• [Objective]: Transcribe the listing exactly, leaving out every picture.

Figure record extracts
....
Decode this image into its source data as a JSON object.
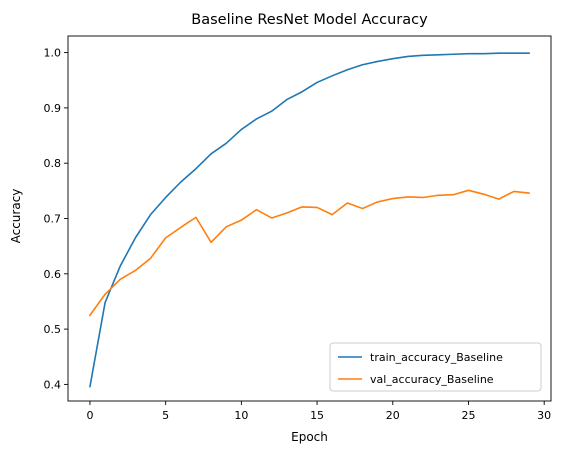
{
  "chart_data": {
    "type": "line",
    "title": "Baseline ResNet Model Accuracy",
    "xlabel": "Epoch",
    "ylabel": "Accuracy",
    "xlim": [
      -1.45,
      30.45
    ],
    "ylim": [
      0.37,
      1.03
    ],
    "x_ticks": [
      0,
      5,
      10,
      15,
      20,
      25,
      30
    ],
    "y_ticks": [
      0.4,
      0.5,
      0.6,
      0.7,
      0.8,
      0.9,
      1.0
    ],
    "y_tick_labels": [
      "0.4",
      "0.5",
      "0.6",
      "0.7",
      "0.8",
      "0.9",
      "1.0"
    ],
    "grid": false,
    "legend_position": "lower-right",
    "x": [
      0,
      1,
      2,
      3,
      4,
      5,
      6,
      7,
      8,
      9,
      10,
      11,
      12,
      13,
      14,
      15,
      16,
      17,
      18,
      19,
      20,
      21,
      22,
      23,
      24,
      25,
      26,
      27,
      28,
      29
    ],
    "series": [
      {
        "name": "train_accuracy_Baseline",
        "color": "#1f77b4",
        "values": [
          0.396,
          0.548,
          0.614,
          0.665,
          0.707,
          0.738,
          0.766,
          0.79,
          0.817,
          0.836,
          0.861,
          0.88,
          0.894,
          0.915,
          0.929,
          0.946,
          0.958,
          0.969,
          0.978,
          0.984,
          0.989,
          0.993,
          0.995,
          0.996,
          0.997,
          0.998,
          0.998,
          0.999,
          0.999,
          0.999
        ]
      },
      {
        "name": "val_accuracy_Baseline",
        "color": "#ff7f0e",
        "values": [
          0.525,
          0.563,
          0.59,
          0.606,
          0.628,
          0.665,
          0.684,
          0.702,
          0.657,
          0.685,
          0.697,
          0.716,
          0.701,
          0.71,
          0.721,
          0.72,
          0.707,
          0.728,
          0.718,
          0.73,
          0.736,
          0.739,
          0.738,
          0.742,
          0.743,
          0.751,
          0.744,
          0.735,
          0.749,
          0.746
        ]
      }
    ]
  }
}
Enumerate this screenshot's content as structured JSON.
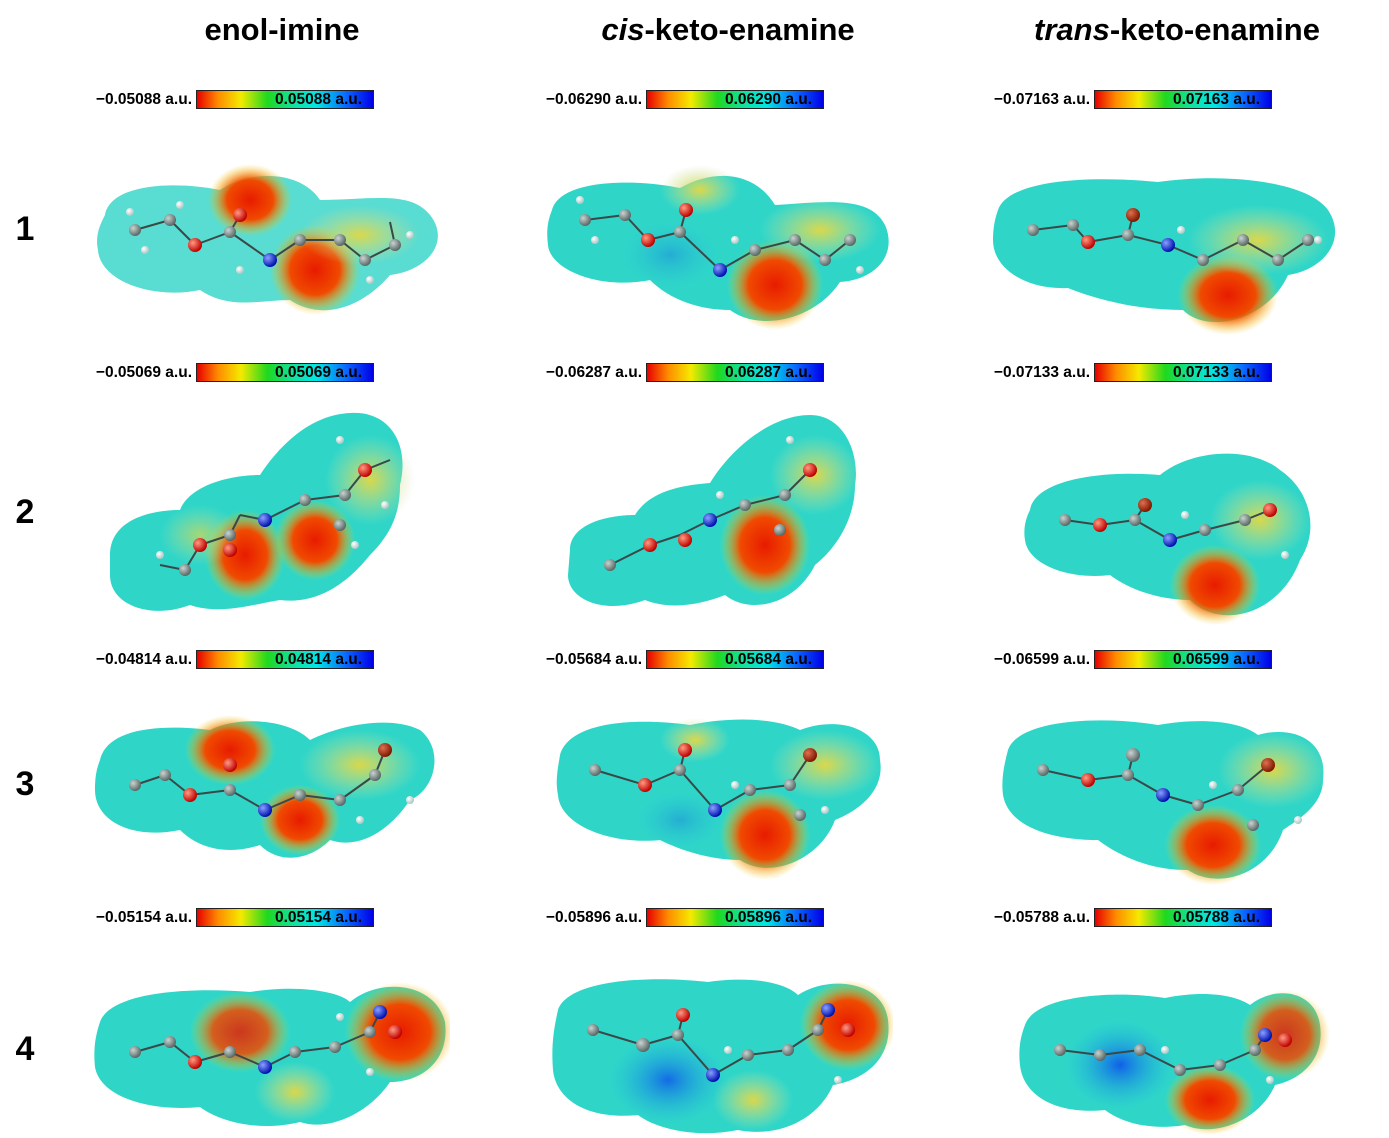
{
  "columns": [
    {
      "prefix": "",
      "italic": "",
      "main": "enol-imine"
    },
    {
      "prefix": "",
      "italic": "cis",
      "main": "-keto-enamine"
    },
    {
      "prefix": "",
      "italic": "trans",
      "main": "-keto-enamine"
    }
  ],
  "rows": [
    {
      "label": "1",
      "scales": [
        {
          "min": "−0.05088 a.u.",
          "max": "0.05088 a.u."
        },
        {
          "min": "−0.06290 a.u.",
          "max": "0.06290 a.u."
        },
        {
          "min": "−0.07163 a.u.",
          "max": "0.07163 a.u."
        }
      ]
    },
    {
      "label": "2",
      "scales": [
        {
          "min": "−0.05069 a.u.",
          "max": "0.05069 a.u."
        },
        {
          "min": "−0.06287 a.u.",
          "max": "0.06287 a.u."
        },
        {
          "min": "−0.07133 a.u.",
          "max": "0.07133 a.u."
        }
      ]
    },
    {
      "label": "3",
      "scales": [
        {
          "min": "−0.04814 a.u.",
          "max": "0.04814 a.u."
        },
        {
          "min": "−0.05684 a.u.",
          "max": "0.05684 a.u."
        },
        {
          "min": "−0.06599 a.u.",
          "max": "0.06599 a.u."
        }
      ]
    },
    {
      "label": "4",
      "scales": [
        {
          "min": "−0.05154 a.u.",
          "max": "0.05154 a.u."
        },
        {
          "min": "−0.05896 a.u.",
          "max": "0.05896 a.u."
        },
        {
          "min": "−0.05788 a.u.",
          "max": "0.05788 a.u."
        }
      ]
    }
  ],
  "colors": {
    "surface": "#2fd6c8",
    "negative": "#e81b00",
    "positive": "#0a3cff",
    "oxygen": "#e00000",
    "nitrogen": "#1020d0",
    "carbon": "#7a8a88",
    "hydrogen": "#e8f4f2",
    "bromine": "#a52a10"
  }
}
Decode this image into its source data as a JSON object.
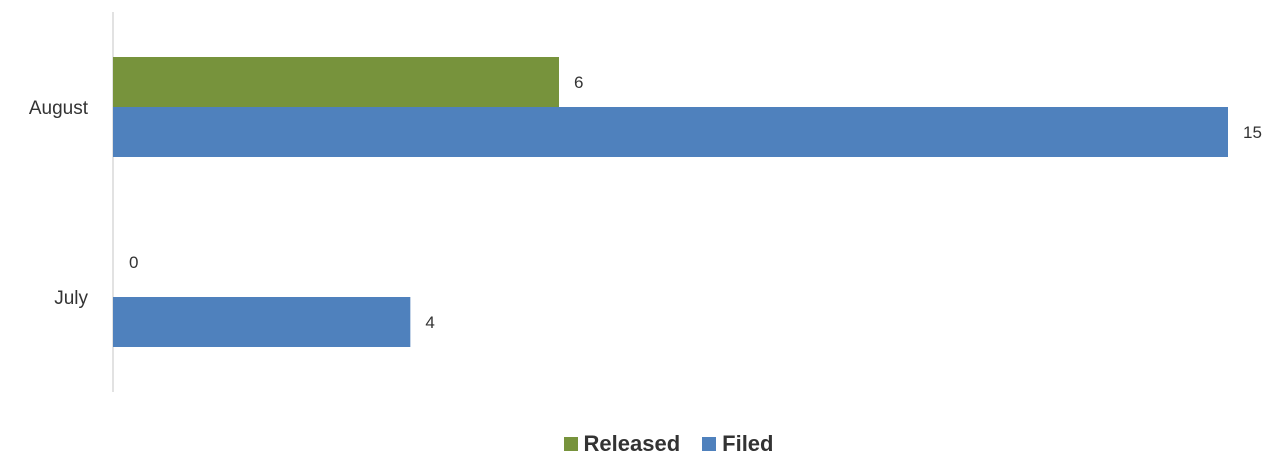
{
  "chart_data": {
    "type": "bar",
    "orientation": "horizontal",
    "categories": [
      "August",
      "July"
    ],
    "series": [
      {
        "name": "Released",
        "values": [
          6,
          0
        ],
        "color": "#77933C"
      },
      {
        "name": "Filed",
        "values": [
          15,
          4
        ],
        "color": "#4F81BD"
      }
    ],
    "xlim": [
      0,
      15
    ],
    "grid": false,
    "legend_position": "bottom"
  }
}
....
• [Answer for this exercise]:
Decode this image into its source data as a JSON object.
{
  "chart_data": {
    "type": "line",
    "title": "Baseline ResNet Model Accuracy",
    "xlabel": "Epoch",
    "ylabel": "Accuracy",
    "xlim": [
      -1.45,
      30.45
    ],
    "ylim": [
      0.37,
      1.03
    ],
    "x_ticks": [
      0,
      5,
      10,
      15,
      20,
      25,
      30
    ],
    "y_ticks": [
      0.4,
      0.5,
      0.6,
      0.7,
      0.8,
      0.9,
      1.0
    ],
    "y_tick_labels": [
      "0.4",
      "0.5",
      "0.6",
      "0.7",
      "0.8",
      "0.9",
      "1.0"
    ],
    "grid": false,
    "legend_position": "lower-right",
    "x": [
      0,
      1,
      2,
      3,
      4,
      5,
      6,
      7,
      8,
      9,
      10,
      11,
      12,
      13,
      14,
      15,
      16,
      17,
      18,
      19,
      20,
      21,
      22,
      23,
      24,
      25,
      26,
      27,
      28,
      29
    ],
    "series": [
      {
        "name": "train_accuracy_Baseline",
        "color": "#1f77b4",
        "values": [
          0.396,
          0.548,
          0.614,
          0.665,
          0.707,
          0.738,
          0.766,
          0.79,
          0.817,
          0.836,
          0.861,
          0.88,
          0.894,
          0.915,
          0.929,
          0.946,
          0.958,
          0.969,
          0.978,
          0.984,
          0.989,
          0.993,
          0.995,
          0.996,
          0.997,
          0.998,
          0.998,
          0.999,
          0.999,
          0.999
        ]
      },
      {
        "name": "val_accuracy_Baseline",
        "color": "#ff7f0e",
        "values": [
          0.525,
          0.563,
          0.59,
          0.606,
          0.628,
          0.665,
          0.684,
          0.702,
          0.657,
          0.685,
          0.697,
          0.716,
          0.701,
          0.71,
          0.721,
          0.72,
          0.707,
          0.728,
          0.718,
          0.73,
          0.736,
          0.739,
          0.738,
          0.742,
          0.743,
          0.751,
          0.744,
          0.735,
          0.749,
          0.746
        ]
      }
    ]
  }
}
Enumerate this screenshot's content as structured JSON.
{
  "columns": [
    {
      "prefix": "",
      "italic": "",
      "main": "enol-imine"
    },
    {
      "prefix": "",
      "italic": "cis",
      "main": "-keto-enamine"
    },
    {
      "prefix": "",
      "italic": "trans",
      "main": "-keto-enamine"
    }
  ],
  "rows": [
    {
      "label": "1",
      "scales": [
        {
          "min": "−0.05088 a.u.",
          "max": "0.05088 a.u."
        },
        {
          "min": "−0.06290 a.u.",
          "max": "0.06290 a.u."
        },
        {
          "min": "−0.07163 a.u.",
          "max": "0.07163 a.u."
        }
      ]
    },
    {
      "label": "2",
      "scales": [
        {
          "min": "−0.05069 a.u.",
          "max": "0.05069 a.u."
        },
        {
          "min": "−0.06287 a.u.",
          "max": "0.06287 a.u."
        },
        {
          "min": "−0.07133 a.u.",
          "max": "0.07133 a.u."
        }
      ]
    },
    {
      "label": "3",
      "scales": [
        {
          "min": "−0.04814 a.u.",
          "max": "0.04814 a.u."
        },
        {
          "min": "−0.05684 a.u.",
          "max": "0.05684 a.u."
        },
        {
          "min": "−0.06599 a.u.",
          "max": "0.06599 a.u."
        }
      ]
    },
    {
      "label": "4",
      "scales": [
        {
          "min": "−0.05154 a.u.",
          "max": "0.05154 a.u."
        },
        {
          "min": "−0.05896 a.u.",
          "max": "0.05896 a.u."
        },
        {
          "min": "−0.05788 a.u.",
          "max": "0.05788 a.u."
        }
      ]
    }
  ],
  "colors": {
    "surface": "#2fd6c8",
    "negative": "#e81b00",
    "positive": "#0a3cff",
    "oxygen": "#e00000",
    "nitrogen": "#1020d0",
    "carbon": "#7a8a88",
    "hydrogen": "#e8f4f2",
    "bromine": "#a52a10"
  }
}
Decode this image into its source data as a JSON object.
{
  "chart_data": {
    "type": "bar",
    "orientation": "horizontal",
    "categories": [
      "August",
      "July"
    ],
    "series": [
      {
        "name": "Released",
        "values": [
          6,
          0
        ],
        "color": "#77933C"
      },
      {
        "name": "Filed",
        "values": [
          15,
          4
        ],
        "color": "#4F81BD"
      }
    ],
    "xlim": [
      0,
      15
    ],
    "grid": false,
    "legend_position": "bottom"
  }
}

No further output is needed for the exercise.